YOUR GOAL:
Transcribe every entry word for word. Skip the pictures.

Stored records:
▼▼▼

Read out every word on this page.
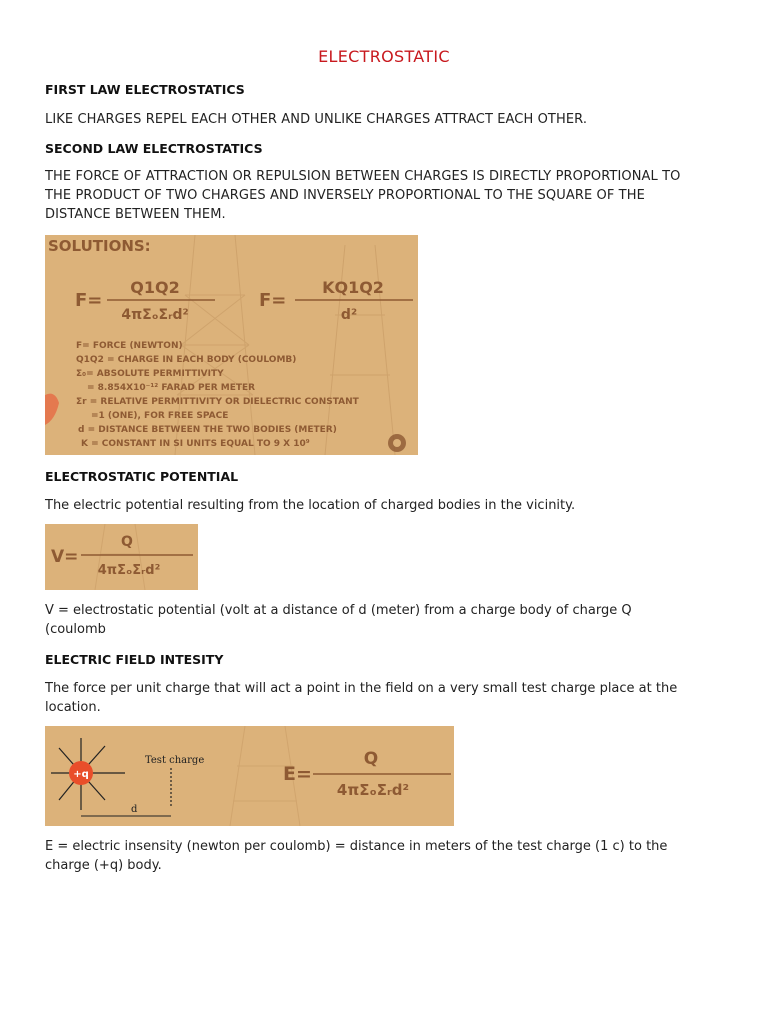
ELECTROSTATIC
FIRST LAW ELECTROSTATICS
LIKE CHARGES REPEL EACH OTHER AND UNLIKE CHARGES ATTRACT EACH OTHER.
SECOND LAW ELECTROSTATICS
THE FORCE OF ATTRACTION OR REPULSION BETWEEN CHARGES IS DIRECTLY PROPORTIONAL TO THE PRODUCT OF TWO CHARGES AND INVERSELY PROPORTIONAL TO THE SQUARE OF THE DISTANCE BETWEEN THEM.
SOLUTIONS:
F=
Q1Q2
4πΣₒΣᵣd²
F=
KQ1Q2
d²
F= FORCE (NEWTON)
Q1Q2 = CHARGE IN EACH BODY (COULOMB)
Σ₀= ABSOLUTE PERMITTIVITY
= 8.854X10⁻¹² FARAD PER METER
Σr = RELATIVE PERMITTIVITY OR DIELECTRIC CONSTANT
=1 (ONE), FOR FREE SPACE
d = DISTANCE BETWEEN THE TWO BODIES (METER)
K = CONSTANT IN SI UNITS EQUAL TO 9 X 10⁹
ELECTROSTATIC POTENTIAL
The electric potential resulting from the location of charged bodies in the vicinity.
V=
Q
4πΣₒΣᵣd²
V = electrostatic potential (volt at a distance of d (meter) from a charge body of charge Q (coulomb
ELECTRIC FIELD INTESITY
The force per unit charge that will act a point in the field on a very small test charge place at the location.
+q
Test charge
d
E=
Q
4πΣₒΣᵣd²
E = electric insensity (newton per coulomb) = distance in meters of the test charge (1 c) to the charge (+q) body.
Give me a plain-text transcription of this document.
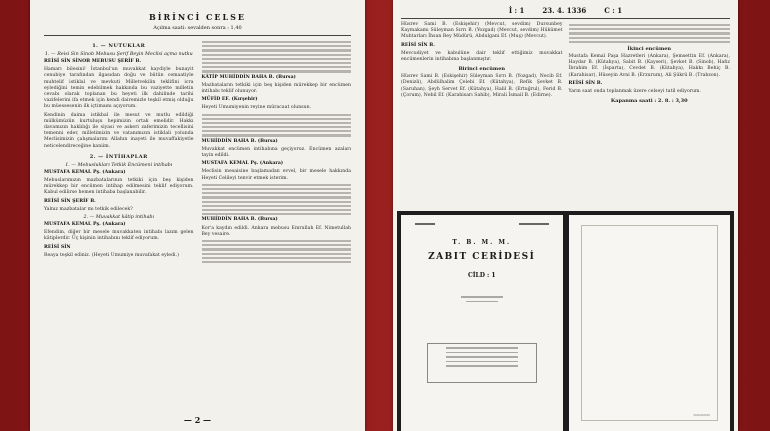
BİRİNCİ CELSE
Açılma saati: sevalden sonra : 1,40
1. — NUTUKLAR
1. — Reisi Sin Sinob Mebusu Şerif Beyin Meclisi açma nutku
REİSİ SİN SİNOB MEBUSU ŞERİF B.
Hamarı bilesini! İstanbul'un muvakkat kaydiyle bunayit cenubiye tarafından ilgasıdan doğu ve bütün cemaatiyle muhtelif istiklal ve mevkuti Milletvekilin teklifini icra eylediğini temin edebilmek hakkında bu vaziyette milletin cevabı olarak toplanan bu heyeti ilk dahilinde tarihi vazifelerini ifa etmek için kendi dairemizle teşkil etmiş olduğu bu müessesenin ilk içtimaını açıyorum.
Kendinin daima istikbal ile mesut ve mutlu edildiği mülkümüzün kurtuluşu hepimizin ortak emelidir. Hakkı davamızın haklılığı ile siyasi ve askeri zaferimizin tecellisini temenni eder, milletimizin ve vatanımızın istiklali yolunda Meclisimizin çalışmalarını Allahın inayeti ile muvaffakiyetle neticelendireceğine kaniim.
2. — İNTİHAPLAR
1. — Mebuslukları Tetkik Encümeni intihabı
MUSTAFA KEMAL Pş. (Ankara)
Mebuslarımızın mazbatalarının tetkiki için beş kişiden mürekkep bir encümen intihap edilmesini teklif ediyorum. Kabul edilirse hemen intihaba başlanabilir.
REİSİ SİN ŞERİF B.
Yalnız mazbatalar mı tetkik edilecek?
2. — Muvakkat kâtip intihabı
MUSTAFA KEMAL Pş. (Ankara)
Efendim, diğer bir mesele muvakkaten intihabı lazım gelen kâtiplerdir. Üç kişinin intihabını teklif ediyorum.
REİSİ SİN
Reaya teşkil ediniz. (Heyeti Umumiye muvafakat eyledi.)
KÂTİP MUHİDDİN BAHA B. (Bursa)
Mazbataların tetkiki için beş kişiden mürekkep bir encümen intihabı teklif olunuyor.
MÜFİD EF. (Kırşehir)
Heyeti Umumiyenin reyine müracaat olunsun.
MUHİDDİN BAHA B. (Bursa)
Muvakkat encümen intihabına geçiyoruz. Encümen azaları tayin edildi.
MUSTAFA KEMAL Pş. (Ankara)
Meclisin mesaisine başlamadan evvel, bir mesele hakkında Heyeti Celileyi tenvir etmek isterim.
MUHİDDİN BAHA B. (Bursa)
Kor'a kaydın edildi. Ankara mebusu Emrullah Ef. Nimetullah Bey vesaire.
— 2 —
İ : 1	23. 4. 1336	C : 1
Hüsrev Sami B. (Eskişehir) (Mevcut, sevdim) Dursunbey Kaymakamı Süleyman Sırrı B. (Yozgad) (Mevcut, sevdim) Hükümet Muhtarları İhsan Bey Müdürü, Abdulgani Ef. (Muş) (Mevcut).
REİSİ SİN B.
Mevcudiyet ve kabulüne dair teklif ettiğimiz muvakkat encümenlerin intihabına başlanmıştır.
Birinci encümen
Hüsrev Sami B. (Eskişehir) Süleyman Sırrı B. (Yozgad), Necib Ef. (Denizli), Abdülhalim Çelebi Ef. (Kütahya), Refik Şevket B. (Saruhan), Şeyh Servet Ef. (Kütahya), Halil B. (Ertuğrul), Ferid B. (Çorum), Nebil Ef. (Karahisarı Sahib), Mirali İsmail B. (Edirne).
İkinci encümen
Mustafa Kemal Paşa Hazretleri (Ankara), Şemsettin Ef. (Ankara), Haydar B. (Kütahya), Sabit B. (Kayseri), Şevket B. (Sinob), Hafız İbrahim Ef. (İsparta), Cevdet B. (Kütahya), Hakkı Behiç B. (Karahisar), Hüseyin Avni B. (Erzurum), Ali Şükrü B. (Trabzon).
REİSİ SİN B.
Yarın saat onda toplanmak üzere celseyi tatil ediyorum.
Kapanma saati : 2. 8. : 3,30
T. B. M. M.
ZABIT CERİDESİ
CİLD : 1
▭▭▭▭▭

▲▲▲

EXERCISE OUTPUT:
Read out every word on this page.
ELECTROSTATIC
FIRST LAW ELECTROSTATICS
LIKE CHARGES REPEL EACH OTHER AND UNLIKE CHARGES ATTRACT EACH OTHER.
SECOND LAW ELECTROSTATICS
THE FORCE OF ATTRACTION OR REPULSION BETWEEN CHARGES IS DIRECTLY PROPORTIONAL TO THE PRODUCT OF TWO CHARGES AND INVERSELY PROPORTIONAL TO THE SQUARE OF THE DISTANCE BETWEEN THEM.
SOLUTIONS:
F=
Q1Q2
4πΣₒΣᵣd²
F=
KQ1Q2
d²
F= FORCE (NEWTON)
Q1Q2 = CHARGE IN EACH BODY (COULOMB)
Σ₀= ABSOLUTE PERMITTIVITY
= 8.854X10⁻¹² FARAD PER METER
Σr = RELATIVE PERMITTIVITY OR DIELECTRIC CONSTANT
=1 (ONE), FOR FREE SPACE
d = DISTANCE BETWEEN THE TWO BODIES (METER)
K = CONSTANT IN SI UNITS EQUAL TO 9 X 10⁹
ELECTROSTATIC POTENTIAL
The electric potential resulting from the location of charged bodies in the vicinity.
V=
Q
4πΣₒΣᵣd²
V = electrostatic potential (volt at a distance of d (meter) from a charge body of charge Q (coulomb
ELECTRIC FIELD INTESITY
The force per unit charge that will act a point in the field on a very small test charge place at the location.
+q
Test charge
d
E=
Q
4πΣₒΣᵣd²
E = electric insensity (newton per coulomb) = distance in meters of the test charge (1 c) to the charge (+q) body.
Give me a plain-text transcription of this document.
BİRİNCİ CELSE
Açılma saati: sevalden sonra : 1,40
1. — NUTUKLAR
1. — Reisi Sin Sinob Mebusu Şerif Beyin Meclisi açma nutku
REİSİ SİN SİNOB MEBUSU ŞERİF B.
Hamarı bilesini! İstanbul'un muvakkat kaydiyle bunayit cenubiye tarafından ilgasıdan doğu ve bütün cemaatiyle muhtelif istiklal ve mevkuti Milletvekilin teklifini icra eylediğini temin edebilmek hakkında bu vaziyette milletin cevabı olarak toplanan bu heyeti ilk dahilinde tarihi vazifelerini ifa etmek için kendi dairemizle teşkil etmiş olduğu bu müessesenin ilk içtimaını açıyorum.
Kendinin daima istikbal ile mesut ve mutlu edildiği mülkümüzün kurtuluşu hepimizin ortak emelidir. Hakkı davamızın haklılığı ile siyasi ve askeri zaferimizin tecellisini temenni eder, milletimizin ve vatanımızın istiklali yolunda Meclisimizin çalışmalarını Allahın inayeti ile muvaffakiyetle neticelendireceğine kaniim.
2. — İNTİHAPLAR
1. — Mebuslukları Tetkik Encümeni intihabı
MUSTAFA KEMAL Pş. (Ankara)
Mebuslarımızın mazbatalarının tetkiki için beş kişiden mürekkep bir encümen intihap edilmesini teklif ediyorum. Kabul edilirse hemen intihaba başlanabilir.
REİSİ SİN ŞERİF B.
Yalnız mazbatalar mı tetkik edilecek?
2. — Muvakkat kâtip intihabı
MUSTAFA KEMAL Pş. (Ankara)
Efendim, diğer bir mesele muvakkaten intihabı lazım gelen kâtiplerdir. Üç kişinin intihabını teklif ediyorum.
REİSİ SİN
Reaya teşkil ediniz. (Heyeti Umumiye muvafakat eyledi.)
KÂTİP MUHİDDİN BAHA B. (Bursa)
Mazbataların tetkiki için beş kişiden mürekkep bir encümen intihabı teklif olunuyor.
MÜFİD EF. (Kırşehir)
Heyeti Umumiyenin reyine müracaat olunsun.
MUHİDDİN BAHA B. (Bursa)
Muvakkat encümen intihabına geçiyoruz. Encümen azaları tayin edildi.
MUSTAFA KEMAL Pş. (Ankara)
Meclisin mesaisine başlamadan evvel, bir mesele hakkında Heyeti Celileyi tenvir etmek isterim.
MUHİDDİN BAHA B. (Bursa)
Kor'a kaydın edildi. Ankara mebusu Emrullah Ef. Nimetullah Bey vesaire.
— 2 —
İ : 1	23. 4. 1336	C : 1
Hüsrev Sami B. (Eskişehir) (Mevcut, sevdim) Dursunbey Kaymakamı Süleyman Sırrı B. (Yozgad) (Mevcut, sevdim) Hükümet Muhtarları İhsan Bey Müdürü, Abdulgani Ef. (Muş) (Mevcut).
REİSİ SİN B.
Mevcudiyet ve kabulüne dair teklif ettiğimiz muvakkat encümenlerin intihabına başlanmıştır.
Birinci encümen
Hüsrev Sami B. (Eskişehir) Süleyman Sırrı B. (Yozgad), Necib Ef. (Denizli), Abdülhalim Çelebi Ef. (Kütahya), Refik Şevket B. (Saruhan), Şeyh Servet Ef. (Kütahya), Halil B. (Ertuğrul), Ferid B. (Çorum), Nebil Ef. (Karahisarı Sahib), Mirali İsmail B. (Edirne).
İkinci encümen
Mustafa Kemal Paşa Hazretleri (Ankara), Şemsettin Ef. (Ankara), Haydar B. (Kütahya), Sabit B. (Kayseri), Şevket B. (Sinob), Hafız İbrahim Ef. (İsparta), Cevdet B. (Kütahya), Hakkı Behiç B. (Karahisar), Hüseyin Avni B. (Erzurum), Ali Şükrü B. (Trabzon).
REİSİ SİN B.
Yarın saat onda toplanmak üzere celseyi tatil ediyorum.
Kapanma saati : 2. 8. : 3,30
T. B. M. M.
ZABIT CERİDESİ
CİLD : 1
▭▭▭▭▭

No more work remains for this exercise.